-- start Material shown --

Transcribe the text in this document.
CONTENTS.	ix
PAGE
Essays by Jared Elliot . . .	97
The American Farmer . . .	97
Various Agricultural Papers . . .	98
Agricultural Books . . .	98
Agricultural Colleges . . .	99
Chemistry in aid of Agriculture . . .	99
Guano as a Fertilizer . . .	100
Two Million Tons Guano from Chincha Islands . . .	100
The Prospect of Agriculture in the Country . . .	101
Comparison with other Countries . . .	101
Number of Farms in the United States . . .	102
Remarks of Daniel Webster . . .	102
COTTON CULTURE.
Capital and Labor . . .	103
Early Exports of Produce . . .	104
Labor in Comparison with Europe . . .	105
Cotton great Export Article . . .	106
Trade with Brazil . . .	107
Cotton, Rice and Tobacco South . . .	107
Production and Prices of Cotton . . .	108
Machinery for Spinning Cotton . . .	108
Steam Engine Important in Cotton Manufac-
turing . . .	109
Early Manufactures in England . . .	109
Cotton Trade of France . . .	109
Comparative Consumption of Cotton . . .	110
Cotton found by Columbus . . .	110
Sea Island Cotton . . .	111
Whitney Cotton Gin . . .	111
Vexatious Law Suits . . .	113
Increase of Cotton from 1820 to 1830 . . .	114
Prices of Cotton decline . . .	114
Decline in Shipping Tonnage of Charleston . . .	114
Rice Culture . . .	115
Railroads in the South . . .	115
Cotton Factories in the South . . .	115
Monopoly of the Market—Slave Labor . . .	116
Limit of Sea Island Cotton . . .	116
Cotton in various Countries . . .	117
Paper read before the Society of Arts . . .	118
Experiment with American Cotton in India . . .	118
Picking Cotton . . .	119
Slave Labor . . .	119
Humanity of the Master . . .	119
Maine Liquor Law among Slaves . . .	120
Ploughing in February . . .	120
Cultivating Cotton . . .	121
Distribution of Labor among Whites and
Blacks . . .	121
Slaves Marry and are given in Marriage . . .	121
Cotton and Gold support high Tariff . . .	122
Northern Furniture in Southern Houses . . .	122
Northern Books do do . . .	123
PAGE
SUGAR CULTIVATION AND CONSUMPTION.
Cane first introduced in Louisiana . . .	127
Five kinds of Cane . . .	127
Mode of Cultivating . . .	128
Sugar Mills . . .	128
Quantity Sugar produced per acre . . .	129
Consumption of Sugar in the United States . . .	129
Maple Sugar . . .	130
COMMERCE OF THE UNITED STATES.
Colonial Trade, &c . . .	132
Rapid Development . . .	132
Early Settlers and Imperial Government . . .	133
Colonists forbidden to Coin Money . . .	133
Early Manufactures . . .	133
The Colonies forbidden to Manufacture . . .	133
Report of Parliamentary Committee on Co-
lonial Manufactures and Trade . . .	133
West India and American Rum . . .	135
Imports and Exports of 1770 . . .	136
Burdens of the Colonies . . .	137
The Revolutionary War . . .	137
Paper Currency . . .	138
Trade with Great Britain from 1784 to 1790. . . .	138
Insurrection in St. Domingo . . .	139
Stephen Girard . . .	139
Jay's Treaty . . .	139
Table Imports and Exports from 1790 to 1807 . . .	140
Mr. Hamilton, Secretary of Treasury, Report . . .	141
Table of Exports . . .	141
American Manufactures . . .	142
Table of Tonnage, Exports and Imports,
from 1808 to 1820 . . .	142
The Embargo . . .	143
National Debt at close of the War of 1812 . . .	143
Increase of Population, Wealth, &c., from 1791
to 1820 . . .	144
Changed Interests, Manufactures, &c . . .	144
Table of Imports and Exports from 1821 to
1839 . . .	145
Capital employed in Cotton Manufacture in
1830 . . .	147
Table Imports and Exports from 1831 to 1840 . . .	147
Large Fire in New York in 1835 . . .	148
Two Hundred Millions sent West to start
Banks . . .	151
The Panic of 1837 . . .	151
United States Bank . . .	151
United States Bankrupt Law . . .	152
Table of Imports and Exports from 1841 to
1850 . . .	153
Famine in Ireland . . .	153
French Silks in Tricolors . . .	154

-- end Material shown --

Take every line above carrying "Countries" and return it.

Comparison with other Countries . . .	101
Cotton in various Countries . . .	117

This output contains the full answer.